YOUR INSTRUCTIONS
The listing must be reproduced in full, exactly as it stands.

══ RECORD LIST ══

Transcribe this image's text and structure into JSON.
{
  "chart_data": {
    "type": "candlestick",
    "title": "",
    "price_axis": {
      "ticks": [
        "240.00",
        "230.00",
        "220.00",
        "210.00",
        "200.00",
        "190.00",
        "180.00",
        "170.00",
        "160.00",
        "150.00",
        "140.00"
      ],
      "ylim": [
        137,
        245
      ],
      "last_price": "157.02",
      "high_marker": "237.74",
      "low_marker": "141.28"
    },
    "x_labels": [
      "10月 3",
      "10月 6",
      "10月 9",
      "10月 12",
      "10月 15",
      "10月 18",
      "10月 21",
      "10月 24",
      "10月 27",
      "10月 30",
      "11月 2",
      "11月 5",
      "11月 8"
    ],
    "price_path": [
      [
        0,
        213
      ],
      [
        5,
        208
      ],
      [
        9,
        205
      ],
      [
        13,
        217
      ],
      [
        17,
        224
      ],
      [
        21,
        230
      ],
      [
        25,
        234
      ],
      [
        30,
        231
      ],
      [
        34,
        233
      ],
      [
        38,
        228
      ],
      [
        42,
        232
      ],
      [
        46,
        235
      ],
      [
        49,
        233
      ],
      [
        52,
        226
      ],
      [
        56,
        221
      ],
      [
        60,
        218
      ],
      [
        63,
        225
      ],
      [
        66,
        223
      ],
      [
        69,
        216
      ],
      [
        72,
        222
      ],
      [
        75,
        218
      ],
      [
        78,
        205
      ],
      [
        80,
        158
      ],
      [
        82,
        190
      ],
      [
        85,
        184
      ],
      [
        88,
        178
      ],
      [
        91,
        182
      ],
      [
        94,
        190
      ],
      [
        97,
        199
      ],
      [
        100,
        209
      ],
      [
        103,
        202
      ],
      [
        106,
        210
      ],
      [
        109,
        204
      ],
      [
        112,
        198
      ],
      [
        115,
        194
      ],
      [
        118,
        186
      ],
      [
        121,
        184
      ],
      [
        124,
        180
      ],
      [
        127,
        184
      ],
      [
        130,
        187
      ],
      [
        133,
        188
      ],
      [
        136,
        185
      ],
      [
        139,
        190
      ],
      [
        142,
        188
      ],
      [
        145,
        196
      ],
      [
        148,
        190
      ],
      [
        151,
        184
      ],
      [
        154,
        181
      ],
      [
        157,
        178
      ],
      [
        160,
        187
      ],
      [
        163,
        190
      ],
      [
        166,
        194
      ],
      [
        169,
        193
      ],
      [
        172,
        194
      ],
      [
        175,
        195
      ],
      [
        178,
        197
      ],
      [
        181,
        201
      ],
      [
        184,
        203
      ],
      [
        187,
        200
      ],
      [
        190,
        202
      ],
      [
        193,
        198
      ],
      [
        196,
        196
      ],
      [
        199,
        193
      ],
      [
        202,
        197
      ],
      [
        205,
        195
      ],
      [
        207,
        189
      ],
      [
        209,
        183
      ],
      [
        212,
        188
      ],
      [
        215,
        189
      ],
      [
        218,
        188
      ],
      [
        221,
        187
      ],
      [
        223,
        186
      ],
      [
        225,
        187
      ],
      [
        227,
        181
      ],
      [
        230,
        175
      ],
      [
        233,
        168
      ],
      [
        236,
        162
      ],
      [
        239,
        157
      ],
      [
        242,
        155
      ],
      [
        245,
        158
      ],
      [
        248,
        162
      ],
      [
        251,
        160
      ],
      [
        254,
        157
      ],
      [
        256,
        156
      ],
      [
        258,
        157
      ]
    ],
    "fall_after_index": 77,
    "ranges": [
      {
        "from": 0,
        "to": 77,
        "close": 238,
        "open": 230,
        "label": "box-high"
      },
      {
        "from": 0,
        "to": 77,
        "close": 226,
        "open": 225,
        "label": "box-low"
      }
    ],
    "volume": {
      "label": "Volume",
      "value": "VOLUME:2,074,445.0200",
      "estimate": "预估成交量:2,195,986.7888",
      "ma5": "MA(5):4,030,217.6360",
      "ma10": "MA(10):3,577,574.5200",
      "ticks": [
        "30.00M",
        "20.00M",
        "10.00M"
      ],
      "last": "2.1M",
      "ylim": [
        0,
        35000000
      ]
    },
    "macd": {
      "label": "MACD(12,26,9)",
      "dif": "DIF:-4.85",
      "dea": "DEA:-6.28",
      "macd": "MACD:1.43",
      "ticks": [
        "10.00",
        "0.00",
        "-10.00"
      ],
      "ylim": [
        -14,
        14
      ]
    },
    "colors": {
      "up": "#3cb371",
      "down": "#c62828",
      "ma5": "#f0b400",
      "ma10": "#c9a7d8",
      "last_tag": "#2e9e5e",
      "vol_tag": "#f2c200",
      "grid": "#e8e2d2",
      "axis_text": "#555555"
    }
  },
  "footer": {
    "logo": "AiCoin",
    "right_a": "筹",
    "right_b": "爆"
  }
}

═══

RESPONSE
Transcribe this image's text and structure into JSON.
{
  "chart_data": {
    "type": "candlestick",
    "title": "",
    "price_axis": {
      "ticks": [
        "240.00",
        "230.00",
        "220.00",
        "210.00",
        "200.00",
        "190.00",
        "180.00",
        "170.00",
        "160.00",
        "150.00",
        "140.00"
      ],
      "ylim": [
        137,
        245
      ],
      "last_price": "157.02",
      "high_marker": "237.74",
      "low_marker": "141.28"
    },
    "x_labels": [
      "10月 3",
      "10月 6",
      "10月 9",
      "10月 12",
      "10月 15",
      "10月 18",
      "10月 21",
      "10月 24",
      "10月 27",
      "10月 30",
      "11月 2",
      "11月 5",
      "11月 8"
    ],
    "price_path": [
      [
        0,
        213
      ],
      [
        5,
        208
      ],
      [
        9,
        205
      ],
      [
        13,
        217
      ],
      [
        17,
        224
      ],
      [
        21,
        230
      ],
      [
        25,
        234
      ],
      [
        30,
        231
      ],
      [
        34,
        233
      ],
      [
        38,
        228
      ],
      [
        42,
        232
      ],
      [
        46,
        235
      ],
      [
        49,
        233
      ],
      [
        52,
        226
      ],
      [
        56,
        221
      ],
      [
        60,
        218
      ],
      [
        63,
        225
      ],
      [
        66,
        223
      ],
      [
        69,
        216
      ],
      [
        72,
        222
      ],
      [
        75,
        218
      ],
      [
        78,
        205
      ],
      [
        80,
        158
      ],
      [
        82,
        190
      ],
      [
        85,
        184
      ],
      [
        88,
        178
      ],
      [
        91,
        182
      ],
      [
        94,
        190
      ],
      [
        97,
        199
      ],
      [
        100,
        209
      ],
      [
        103,
        202
      ],
      [
        106,
        210
      ],
      [
        109,
        204
      ],
      [
        112,
        198
      ],
      [
        115,
        194
      ],
      [
        118,
        186
      ],
      [
        121,
        184
      ],
      [
        124,
        180
      ],
      [
        127,
        184
      ],
      [
        130,
        187
      ],
      [
        133,
        188
      ],
      [
        136,
        185
      ],
      [
        139,
        190
      ],
      [
        142,
        188
      ],
      [
        145,
        196
      ],
      [
        148,
        190
      ],
      [
        151,
        184
      ],
      [
        154,
        181
      ],
      [
        157,
        178
      ],
      [
        160,
        187
      ],
      [
        163,
        190
      ],
      [
        166,
        194
      ],
      [
        169,
        193
      ],
      [
        172,
        194
      ],
      [
        175,
        195
      ],
      [
        178,
        197
      ],
      [
        181,
        201
      ],
      [
        184,
        203
      ],
      [
        187,
        200
      ],
      [
        190,
        202
      ],
      [
        193,
        198
      ],
      [
        196,
        196
      ],
      [
        199,
        193
      ],
      [
        202,
        197
      ],
      [
        205,
        195
      ],
      [
        207,
        189
      ],
      [
        209,
        183
      ],
      [
        212,
        188
      ],
      [
        215,
        189
      ],
      [
        218,
        188
      ],
      [
        221,
        187
      ],
      [
        223,
        186
      ],
      [
        225,
        187
      ],
      [
        227,
        181
      ],
      [
        230,
        175
      ],
      [
        233,
        168
      ],
      [
        236,
        162
      ],
      [
        239,
        157
      ],
      [
        242,
        155
      ],
      [
        245,
        158
      ],
      [
        248,
        162
      ],
      [
        251,
        160
      ],
      [
        254,
        157
      ],
      [
        256,
        156
      ],
      [
        258,
        157
      ]
    ],
    "fall_after_index": 77,
    "ranges": [
      {
        "from": 0,
        "to": 77,
        "close": 238,
        "open": 230,
        "label": "box-high"
      },
      {
        "from": 0,
        "to": 77,
        "close": 226,
        "open": 225,
        "label": "box-low"
      }
    ],
    "volume": {
      "label": "Volume",
      "value": "VOLUME:2,074,445.0200",
      "estimate": "预估成交量:2,195,986.7888",
      "ma5": "MA(5):4,030,217.6360",
      "ma10": "MA(10):3,577,574.5200",
      "ticks": [
        "30.00M",
        "20.00M",
        "10.00M"
      ],
      "last": "2.1M",
      "ylim": [
        0,
        35000000
      ]
    },
    "macd": {
      "label": "MACD(12,26,9)",
      "dif": "DIF:-4.85",
      "dea": "DEA:-6.28",
      "macd": "MACD:1.43",
      "ticks": [
        "10.00",
        "0.00",
        "-10.00"
      ],
      "ylim": [
        -14,
        14
      ]
    },
    "colors": {
      "up": "#3cb371",
      "down": "#c62828",
      "ma5": "#f0b400",
      "ma10": "#c9a7d8",
      "last_tag": "#2e9e5e",
      "vol_tag": "#f2c200",
      "grid": "#e8e2d2",
      "axis_text": "#555555"
    }
  },
  "footer": {
    "logo": "AiCoin",
    "right_a": "筹",
    "right_b": "爆"
  }
}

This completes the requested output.